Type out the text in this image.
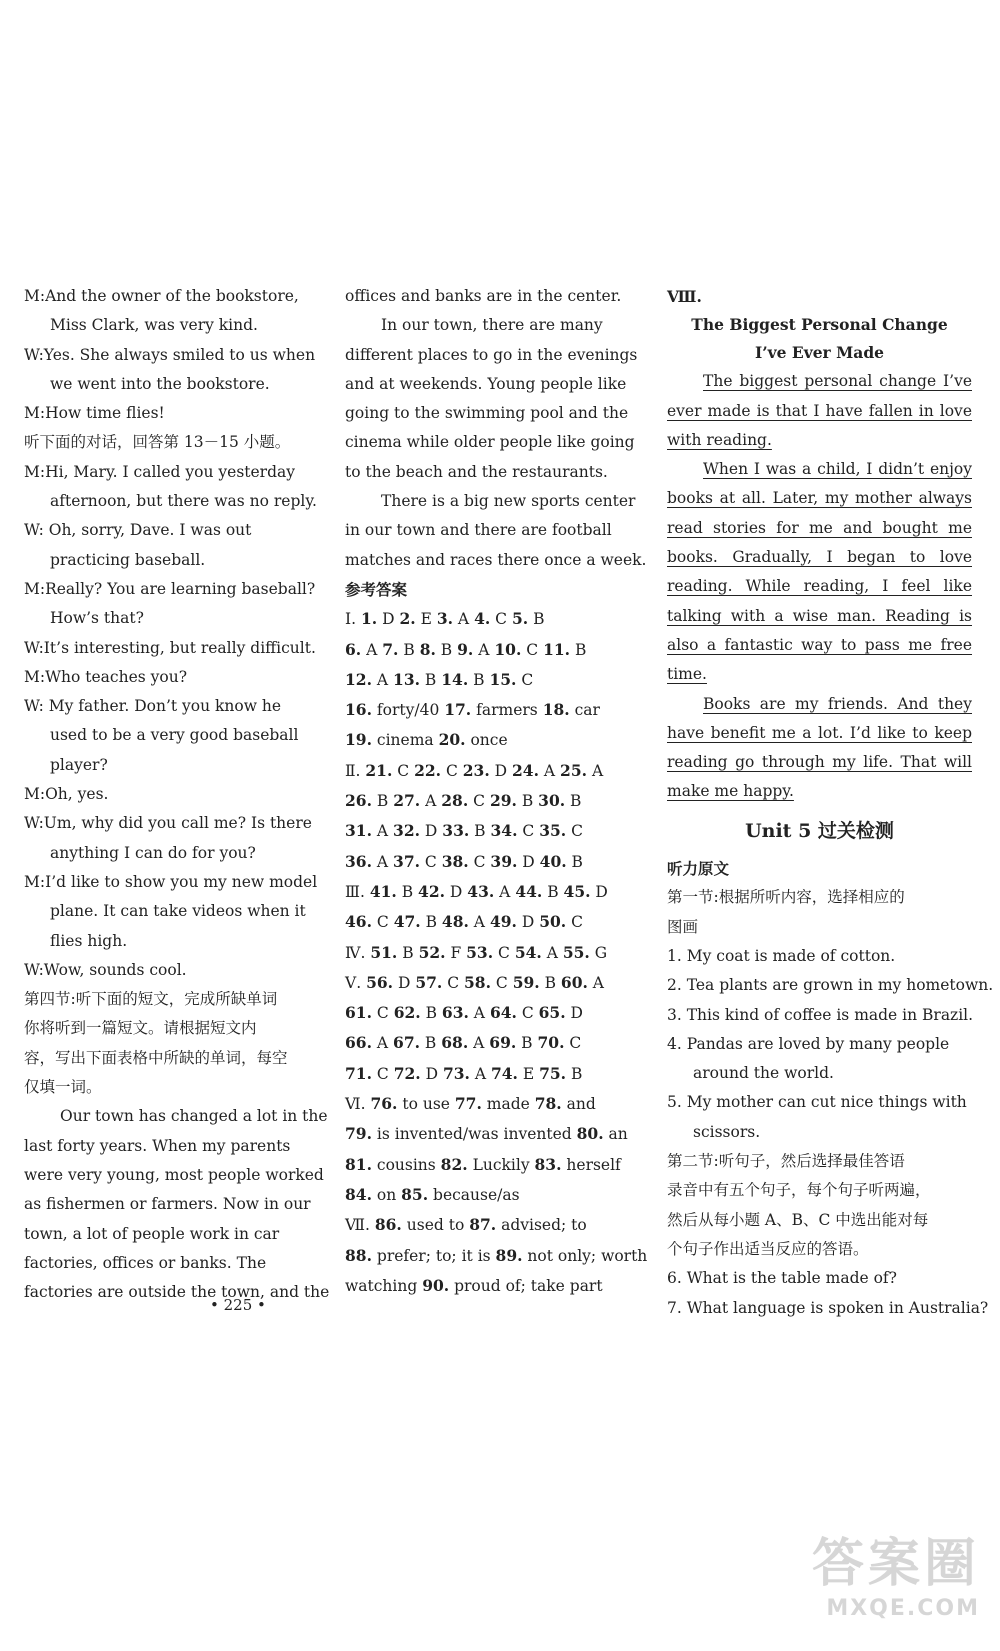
M:And the owner of the bookstore,
Miss Clark, was very kind.
W:Yes. She always smiled to us when
we went into the bookstore.
M:How time flies!
听下面的对话，回答第 13－15 小题。
M:Hi, Mary. I called you yesterday
afternoon, but there was no reply.
W: Oh, sorry, Dave. I was out
practicing baseball.
M:Really? You are learning baseball?
How’s that?
W:It’s interesting, but really difficult.
M:Who teaches you?
W: My father. Don’t you know he
used to be a very good baseball
player?
M:Oh, yes.
W:Um, why did you call me? Is there
anything I can do for you?
M:I’d like to show you my new model
plane. It can take videos when it
flies high.
W:Wow, sounds cool.
第四节:听下面的短文，完成所缺单词
你将听到一篇短文。请根据短文内
容，写出下面表格中所缺的单词，每空
仅填一词。
Our town has changed a lot in the
last forty years. When my parents
were very young, most people worked
as fishermen or farmers. Now in our
town, a lot of people work in car
factories, offices or banks. The
factories are outside the town, and the
offices and banks are in the center.
In our town, there are many
different places to go in the evenings
and at weekends. Young people like
going to the swimming pool and the
cinema while older people like going
to the beach and the restaurants.
There is a big new sports center
in our town and there are football
matches and races there once a week.
参考答案
Ⅰ. 1. D 2. E 3. A 4. C 5. B
6. A 7. B 8. B 9. A 10. C 11. B
12. A 13. B 14. B 15. C
16. forty/40 17. farmers 18. car
19. cinema 20. once
Ⅱ. 21. C 22. C 23. D 24. A 25. A
26. B 27. A 28. C 29. B 30. B
31. A 32. D 33. B 34. C 35. C
36. A 37. C 38. C 39. D 40. B
Ⅲ. 41. B 42. D 43. A 44. B 45. D
46. C 47. B 48. A 49. D 50. C
Ⅳ. 51. B 52. F 53. C 54. A 55. G
Ⅴ. 56. D 57. C 58. C 59. B 60. A
61. C 62. B 63. A 64. C 65. D
66. A 67. B 68. A 69. B 70. C
71. C 72. D 73. A 74. E 75. B
Ⅵ. 76. to use 77. made 78. and
79. is invented/was invented 80. an
81. cousins 82. Luckily 83. herself
84. on 85. because/as
Ⅶ. 86. used to 87. advised; to
88. prefer; to; it is 89. not only; worth
watching 90. proud of; take part
Ⅷ.
The Biggest Personal Change
I’ve Ever Made

The biggest personal change I’ve ever made is that I have fallen in love with reading.

When I was a child, I didn’t enjoy books at all. Later, my mother always read stories for me and bought me books. Gradually, I began to love reading. While reading, I feel like talking with a wise man. Reading is also a fantastic way to pass me free time.

Books are my friends. And they have benefit me a lot. I’d like to keep reading go through my life. That will make me happy.

Unit 5 过关检测
听力原文
第一节:根据所听内容，选择相应的
图画
1. My coat is made of cotton.
2. Tea plants are grown in my hometown.
3. This kind of coffee is made in Brazil.
4. Pandas are loved by many people
around the world.
5. My mother can cut nice things with
scissors.
第二节:听句子，然后选择最佳答语
录音中有五个句子，每个句子听两遍，
然后从每小题 A、B、C 中选出能对每
个句子作出适当反应的答语。
6. What is the table made of?
7. What language is spoken in Australia?
• 225 •
答案圈
MXQE.COM
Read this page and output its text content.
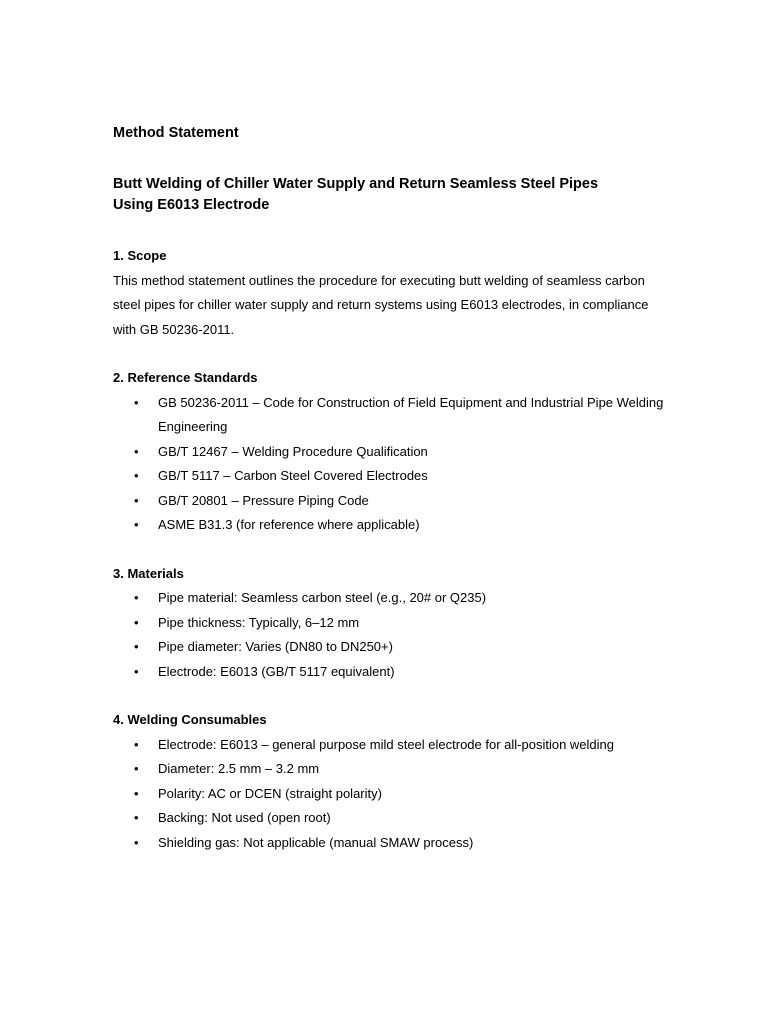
Method Statement
Butt Welding of Chiller Water Supply and Return Seamless Steel Pipes
Using E6013 Electrode
1. Scope

This method statement outlines the procedure for executing butt welding of seamless carbon steel pipes for chiller water supply and return systems using E6013 electrodes, in compliance with GB 50236-2011.

2. Reference Standards
• GB 50236-2011 – Code for Construction of Field Equipment and Industrial Pipe Welding Engineering
• GB/T 12467 – Welding Procedure Qualification
• GB/T 5117 – Carbon Steel Covered Electrodes
• GB/T 20801 – Pressure Piping Code
• ASME B31.3 (for reference where applicable)
3. Materials
• Pipe material: Seamless carbon steel (e.g., 20# or Q235)
• Pipe thickness: Typically, 6–12 mm
• Pipe diameter: Varies (DN80 to DN250+)
• Electrode: E6013 (GB/T 5117 equivalent)
4. Welding Consumables
• Electrode: E6013 – general purpose mild steel electrode for all-position welding
• Diameter: 2.5 mm – 3.2 mm
• Polarity: AC or DCEN (straight polarity)
• Backing: Not used (open root)
• Shielding gas: Not applicable (manual SMAW process)
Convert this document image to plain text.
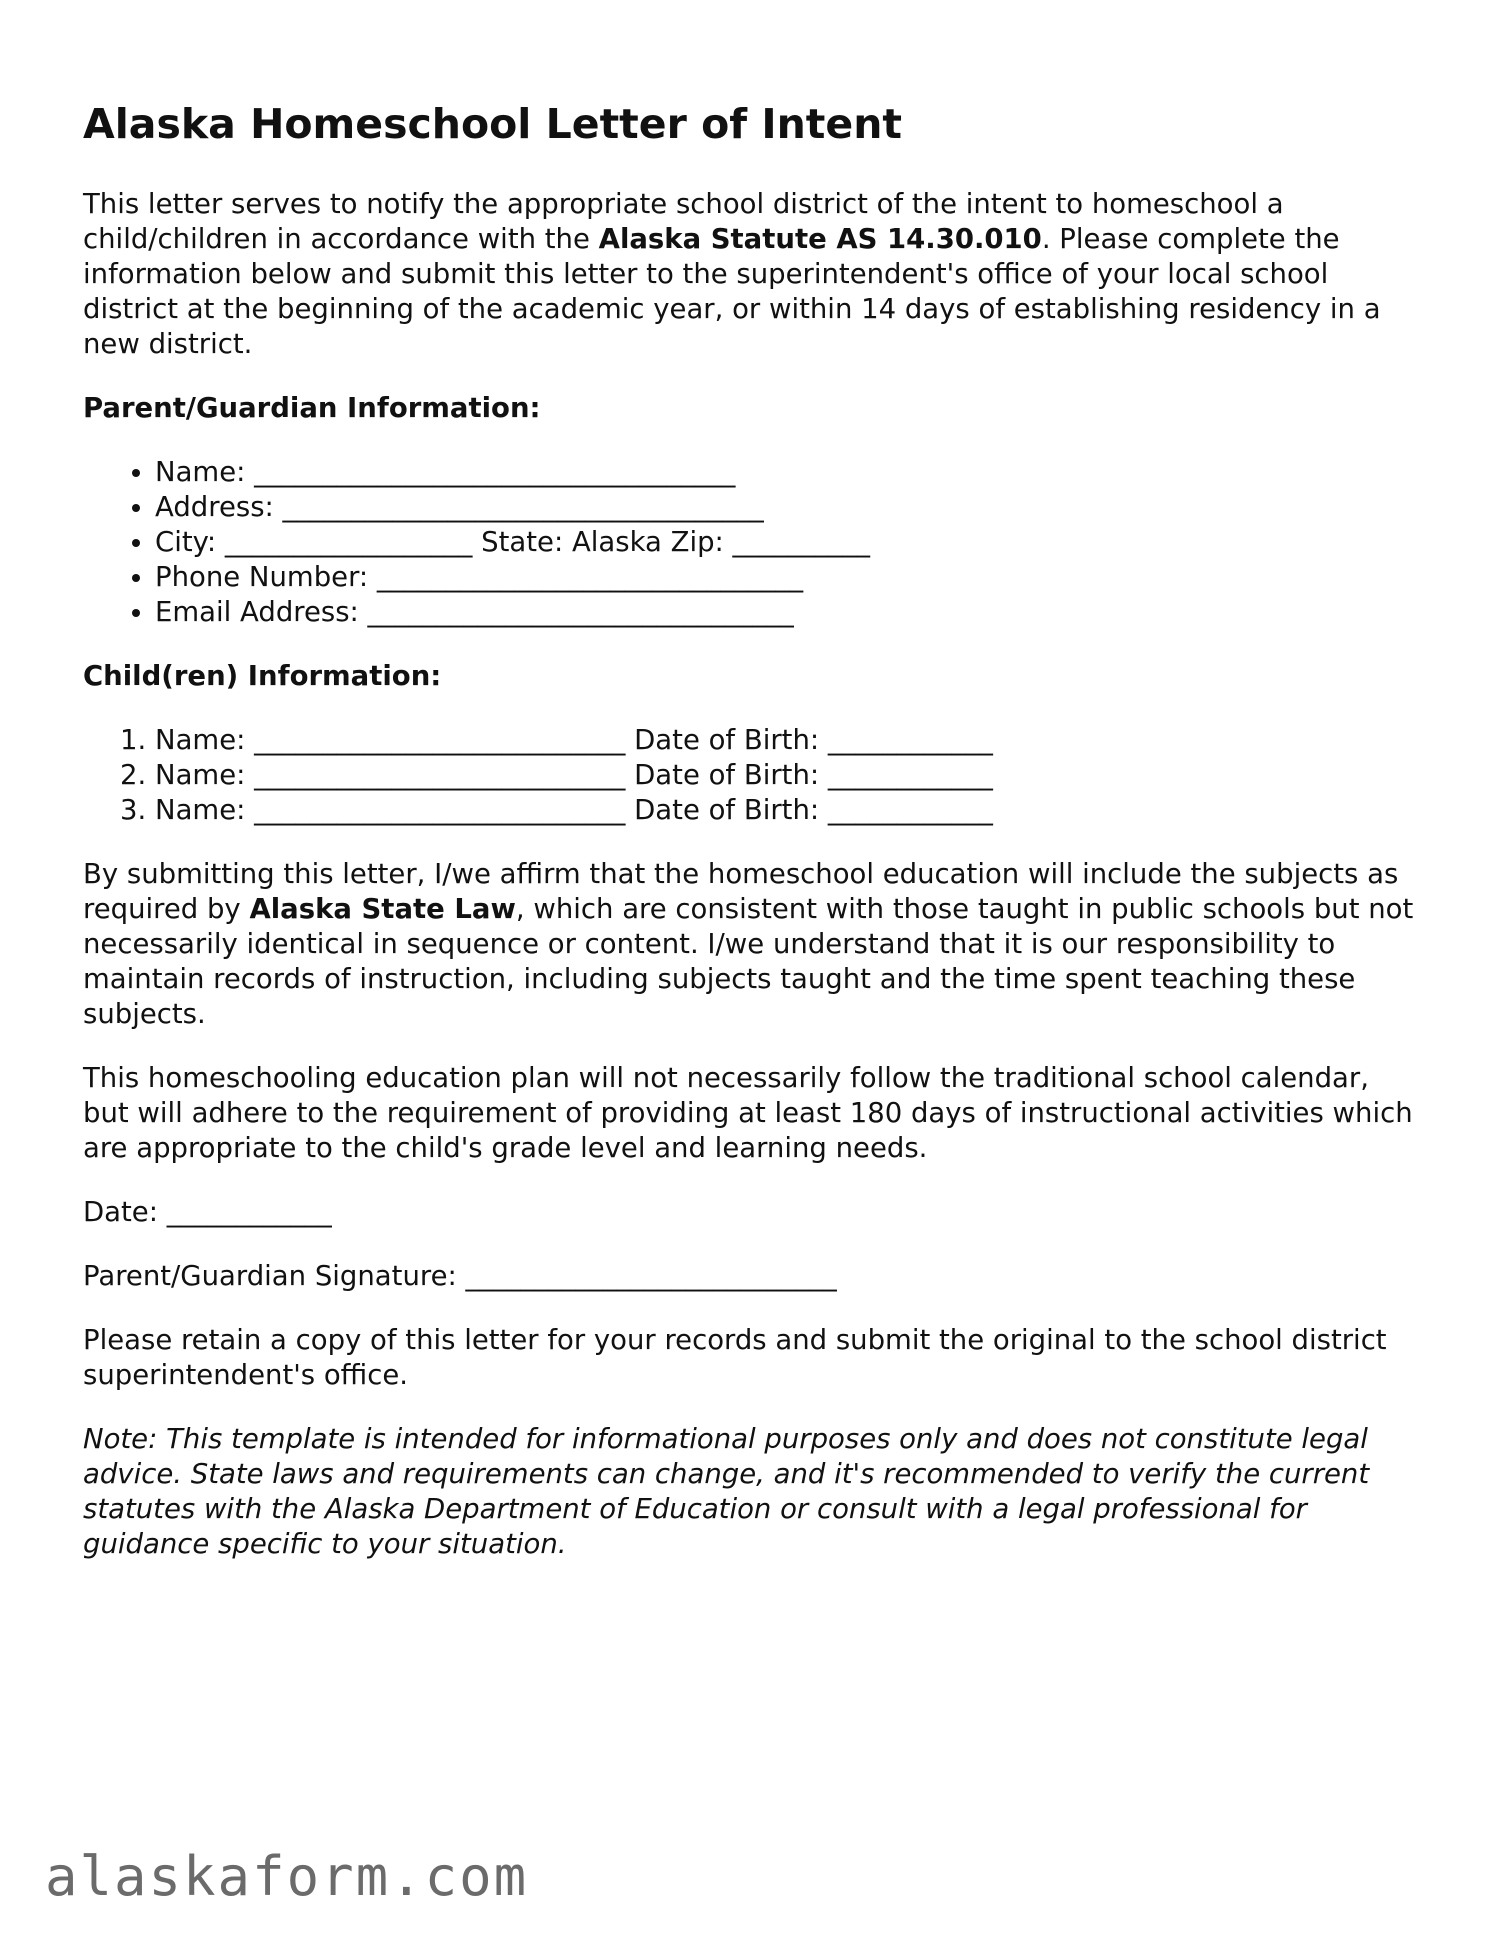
Alaska Homeschool Letter of Intent

This letter serves to notify the appropriate school district of the intent to homeschool a child/children in accordance with the Alaska Statute AS 14.30.010. Please complete the information below and submit this letter to the superintendent's office of your local school district at the beginning of the academic year, or within 14 days of establishing residency in a new district.

Parent/Guardian Information:

• Name: ___________________________________
• Address: ___________________________________
• City: __________________ State: Alaska Zip: __________
• Phone Number: _______________________________
• Email Address: _______________________________

Child(ren) Information:

1. Name: ___________________________ Date of Birth: ____________
2. Name: ___________________________ Date of Birth: ____________
3. Name: ___________________________ Date of Birth: ____________

By submitting this letter, I/we affirm that the homeschool education will include the subjects as required by Alaska State Law, which are consistent with those taught in public schools but not necessarily identical in sequence or content. I/we understand that it is our responsibility to maintain records of instruction, including subjects taught and the time spent teaching these subjects.

This homeschooling education plan will not necessarily follow the traditional school calendar, but will adhere to the requirement of providing at least 180 days of instructional activities which are appropriate to the child's grade level and learning needs.

Date: ____________

Parent/Guardian Signature: ___________________________

Please retain a copy of this letter for your records and submit the original to the school district superintendent's office.

Note: This template is intended for informational purposes only and does not constitute legal advice. State laws and requirements can change, and it's recommended to verify the current statutes with the Alaska Department of Education or consult with a legal professional for guidance specific to your situation.

alaskaform.com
──────────
AIM – Any pictures should be dropped; transcribe the rest of the records above exactly.

OUTPUT FOR THIS TASK –
Type out the text in this image.
M:And the owner of the bookstore,
Miss Clark, was very kind.
W:Yes. She always smiled to us when
we went into the bookstore.
M:How time flies!
听下面的对话，回答第 13－15 小题。
M:Hi, Mary. I called you yesterday
afternoon, but there was no reply.
W: Oh, sorry, Dave. I was out
practicing baseball.
M:Really? You are learning baseball?
How’s that?
W:It’s interesting, but really difficult.
M:Who teaches you?
W: My father. Don’t you know he
used to be a very good baseball
player?
M:Oh, yes.
W:Um, why did you call me? Is there
anything I can do for you?
M:I’d like to show you my new model
plane. It can take videos when it
flies high.
W:Wow, sounds cool.
第四节:听下面的短文，完成所缺单词
你将听到一篇短文。请根据短文内
容，写出下面表格中所缺的单词，每空
仅填一词。
Our town has changed a lot in the
last forty years. When my parents
were very young, most people worked
as fishermen or farmers. Now in our
town, a lot of people work in car
factories, offices or banks. The
factories are outside the town, and the
offices and banks are in the center.
In our town, there are many
different places to go in the evenings
and at weekends. Young people like
going to the swimming pool and the
cinema while older people like going
to the beach and the restaurants.
There is a big new sports center
in our town and there are football
matches and races there once a week.
参考答案
Ⅰ. 1. D 2. E 3. A 4. C 5. B
6. A 7. B 8. B 9. A 10. C 11. B
12. A 13. B 14. B 15. C
16. forty/40 17. farmers 18. car
19. cinema 20. once
Ⅱ. 21. C 22. C 23. D 24. A 25. A
26. B 27. A 28. C 29. B 30. B
31. A 32. D 33. B 34. C 35. C
36. A 37. C 38. C 39. D 40. B
Ⅲ. 41. B 42. D 43. A 44. B 45. D
46. C 47. B 48. A 49. D 50. C
Ⅳ. 51. B 52. F 53. C 54. A 55. G
Ⅴ. 56. D 57. C 58. C 59. B 60. A
61. C 62. B 63. A 64. C 65. D
66. A 67. B 68. A 69. B 70. C
71. C 72. D 73. A 74. E 75. B
Ⅵ. 76. to use 77. made 78. and
79. is invented/was invented 80. an
81. cousins 82. Luckily 83. herself
84. on 85. because/as
Ⅶ. 86. used to 87. advised; to
88. prefer; to; it is 89. not only; worth
watching 90. proud of; take part
Ⅷ.
The Biggest Personal Change
I’ve Ever Made

The biggest personal change I’ve ever made is that I have fallen in love with reading.

When I was a child, I didn’t enjoy books at all. Later, my mother always read stories for me and bought me books. Gradually, I began to love reading. While reading, I feel like talking with a wise man. Reading is also a fantastic way to pass me free time.

Books are my friends. And they have benefit me a lot. I’d like to keep reading go through my life. That will make me happy.

Unit 5 过关检测
听力原文
第一节:根据所听内容，选择相应的
图画
1. My coat is made of cotton.
2. Tea plants are grown in my hometown.
3. This kind of coffee is made in Brazil.
4. Pandas are loved by many people
around the world.
5. My mother can cut nice things with
scissors.
第二节:听句子，然后选择最佳答语
录音中有五个句子，每个句子听两遍，
然后从每小题 A、B、C 中选出能对每
个句子作出适当反应的答语。
6. What is the table made of?
7. What language is spoken in Australia?
• 225 •
答案圈
MXQE.COM
Read this page and output its text content.
Method Statement
Butt Welding of Chiller Water Supply and Return Seamless Steel Pipes
Using E6013 Electrode
1. Scope

This method statement outlines the procedure for executing butt welding of seamless carbon steel pipes for chiller water supply and return systems using E6013 electrodes, in compliance with GB 50236-2011.

2. Reference Standards
• GB 50236-2011 – Code for Construction of Field Equipment and Industrial Pipe Welding Engineering
• GB/T 12467 – Welding Procedure Qualification
• GB/T 5117 – Carbon Steel Covered Electrodes
• GB/T 20801 – Pressure Piping Code
• ASME B31.3 (for reference where applicable)
3. Materials
• Pipe material: Seamless carbon steel (e.g., 20# or Q235)
• Pipe thickness: Typically, 6–12 mm
• Pipe diameter: Varies (DN80 to DN250+)
• Electrode: E6013 (GB/T 5117 equivalent)
4. Welding Consumables
• Electrode: E6013 – general purpose mild steel electrode for all-position welding
• Diameter: 2.5 mm – 3.2 mm
• Polarity: AC or DCEN (straight polarity)
• Backing: Not used (open root)
• Shielding gas: Not applicable (manual SMAW process)
Convert this document image to plain text.
Alaska Homeschool Letter of Intent

This letter serves to notify the appropriate school district of the intent to homeschool a child/children in accordance with the Alaska Statute AS 14.30.010. Please complete the information below and submit this letter to the superintendent's office of your local school district at the beginning of the academic year, or within 14 days of establishing residency in a new district.

Parent/Guardian Information:

• Name: ___________________________________
• Address: ___________________________________
• City: __________________ State: Alaska Zip: __________
• Phone Number: _______________________________
• Email Address: _______________________________

Child(ren) Information:

1. Name: ___________________________ Date of Birth: ____________
2. Name: ___________________________ Date of Birth: ____________
3. Name: ___________________________ Date of Birth: ____________

By submitting this letter, I/we affirm that the homeschool education will include the subjects as required by Alaska State Law, which are consistent with those taught in public schools but not necessarily identical in sequence or content. I/we understand that it is our responsibility to maintain records of instruction, including subjects taught and the time spent teaching these subjects.

This homeschooling education plan will not necessarily follow the traditional school calendar, but will adhere to the requirement of providing at least 180 days of instructional activities which are appropriate to the child's grade level and learning needs.

Date: ____________

Parent/Guardian Signature: ___________________________

Please retain a copy of this letter for your records and submit the original to the school district superintendent's office.

Note: This template is intended for informational purposes only and does not constitute legal advice. State laws and requirements can change, and it's recommended to verify the current statutes with the Alaska Department of Education or consult with a legal professional for guidance specific to your situation.

alaskaform.com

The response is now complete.